● What is needed: Write out the listing below again, precisely as it is given.

● Supplied information:
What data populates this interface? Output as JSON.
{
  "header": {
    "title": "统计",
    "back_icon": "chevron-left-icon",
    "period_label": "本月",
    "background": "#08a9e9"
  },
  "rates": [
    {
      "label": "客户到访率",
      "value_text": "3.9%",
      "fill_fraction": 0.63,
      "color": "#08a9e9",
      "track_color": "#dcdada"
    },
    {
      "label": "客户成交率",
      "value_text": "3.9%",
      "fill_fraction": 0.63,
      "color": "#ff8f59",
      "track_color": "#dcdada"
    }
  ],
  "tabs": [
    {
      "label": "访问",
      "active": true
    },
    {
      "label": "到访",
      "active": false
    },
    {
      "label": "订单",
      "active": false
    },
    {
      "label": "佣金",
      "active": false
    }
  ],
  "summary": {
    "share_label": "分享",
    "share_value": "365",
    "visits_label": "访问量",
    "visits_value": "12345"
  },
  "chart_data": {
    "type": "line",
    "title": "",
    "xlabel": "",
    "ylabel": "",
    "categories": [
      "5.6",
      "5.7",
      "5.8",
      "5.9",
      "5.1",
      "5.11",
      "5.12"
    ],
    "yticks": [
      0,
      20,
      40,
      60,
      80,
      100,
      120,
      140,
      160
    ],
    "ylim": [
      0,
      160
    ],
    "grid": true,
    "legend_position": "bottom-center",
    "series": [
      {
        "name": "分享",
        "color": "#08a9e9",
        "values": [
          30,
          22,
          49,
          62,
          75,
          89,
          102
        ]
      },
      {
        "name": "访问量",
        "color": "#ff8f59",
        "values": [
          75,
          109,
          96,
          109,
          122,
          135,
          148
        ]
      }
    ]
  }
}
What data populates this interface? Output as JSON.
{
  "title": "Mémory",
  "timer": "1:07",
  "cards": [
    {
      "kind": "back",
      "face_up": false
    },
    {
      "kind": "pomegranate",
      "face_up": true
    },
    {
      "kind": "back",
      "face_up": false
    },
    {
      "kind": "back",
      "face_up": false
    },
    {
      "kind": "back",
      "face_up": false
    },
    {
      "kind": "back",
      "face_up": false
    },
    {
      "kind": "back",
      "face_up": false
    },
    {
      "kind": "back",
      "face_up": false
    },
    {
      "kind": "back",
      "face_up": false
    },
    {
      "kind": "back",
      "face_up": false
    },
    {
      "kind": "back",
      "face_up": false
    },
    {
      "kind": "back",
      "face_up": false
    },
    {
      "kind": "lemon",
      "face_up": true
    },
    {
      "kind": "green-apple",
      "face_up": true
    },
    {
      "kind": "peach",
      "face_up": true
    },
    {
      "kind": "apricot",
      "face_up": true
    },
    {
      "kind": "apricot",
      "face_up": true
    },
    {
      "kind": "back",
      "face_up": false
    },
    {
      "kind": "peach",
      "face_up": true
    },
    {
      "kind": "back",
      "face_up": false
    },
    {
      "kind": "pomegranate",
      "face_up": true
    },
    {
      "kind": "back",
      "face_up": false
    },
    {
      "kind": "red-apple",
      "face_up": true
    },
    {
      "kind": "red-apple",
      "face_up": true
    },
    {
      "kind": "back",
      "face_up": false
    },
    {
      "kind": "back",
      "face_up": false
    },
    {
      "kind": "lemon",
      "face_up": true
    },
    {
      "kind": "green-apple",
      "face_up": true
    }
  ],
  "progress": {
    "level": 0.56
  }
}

● Result of the exercise:
What data populates this interface? Output as JSON.
{
  "header": {
    "title": "统计",
    "back_icon": "chevron-left-icon",
    "period_label": "本月",
    "background": "#08a9e9"
  },
  "rates": [
    {
      "label": "客户到访率",
      "value_text": "3.9%",
      "fill_fraction": 0.63,
      "color": "#08a9e9",
      "track_color": "#dcdada"
    },
    {
      "label": "客户成交率",
      "value_text": "3.9%",
      "fill_fraction": 0.63,
      "color": "#ff8f59",
      "track_color": "#dcdada"
    }
  ],
  "tabs": [
    {
      "label": "访问",
      "active": true
    },
    {
      "label": "到访",
      "active": false
    },
    {
      "label": "订单",
      "active": false
    },
    {
      "label": "佣金",
      "active": false
    }
  ],
  "summary": {
    "share_label": "分享",
    "share_value": "365",
    "visits_label": "访问量",
    "visits_value": "12345"
  },
  "chart_data": {
    "type": "line",
    "title": "",
    "xlabel": "",
    "ylabel": "",
    "categories": [
      "5.6",
      "5.7",
      "5.8",
      "5.9",
      "5.1",
      "5.11",
      "5.12"
    ],
    "yticks": [
      0,
      20,
      40,
      60,
      80,
      100,
      120,
      140,
      160
    ],
    "ylim": [
      0,
      160
    ],
    "grid": true,
    "legend_position": "bottom-center",
    "series": [
      {
        "name": "分享",
        "color": "#08a9e9",
        "values": [
          30,
          22,
          49,
          62,
          75,
          89,
          102
        ]
      },
      {
        "name": "访问量",
        "color": "#ff8f59",
        "values": [
          75,
          109,
          96,
          109,
          122,
          135,
          148
        ]
      }
    ]
  }
}
What data populates this interface? Output as JSON.
{
  "title": "Mémory",
  "timer": "1:07",
  "cards": [
    {
      "kind": "back",
      "face_up": false
    },
    {
      "kind": "pomegranate",
      "face_up": true
    },
    {
      "kind": "back",
      "face_up": false
    },
    {
      "kind": "back",
      "face_up": false
    },
    {
      "kind": "back",
      "face_up": false
    },
    {
      "kind": "back",
      "face_up": false
    },
    {
      "kind": "back",
      "face_up": false
    },
    {
      "kind": "back",
      "face_up": false
    },
    {
      "kind": "back",
      "face_up": false
    },
    {
      "kind": "back",
      "face_up": false
    },
    {
      "kind": "back",
      "face_up": false
    },
    {
      "kind": "back",
      "face_up": false
    },
    {
      "kind": "lemon",
      "face_up": true
    },
    {
      "kind": "green-apple",
      "face_up": true
    },
    {
      "kind": "peach",
      "face_up": true
    },
    {
      "kind": "apricot",
      "face_up": true
    },
    {
      "kind": "apricot",
      "face_up": true
    },
    {
      "kind": "back",
      "face_up": false
    },
    {
      "kind": "peach",
      "face_up": true
    },
    {
      "kind": "back",
      "face_up": false
    },
    {
      "kind": "pomegranate",
      "face_up": true
    },
    {
      "kind": "back",
      "face_up": false
    },
    {
      "kind": "red-apple",
      "face_up": true
    },
    {
      "kind": "red-apple",
      "face_up": true
    },
    {
      "kind": "back",
      "face_up": false
    },
    {
      "kind": "back",
      "face_up": false
    },
    {
      "kind": "lemon",
      "face_up": true
    },
    {
      "kind": "green-apple",
      "face_up": true
    }
  ],
  "progress": {
    "level": 0.56
  }
}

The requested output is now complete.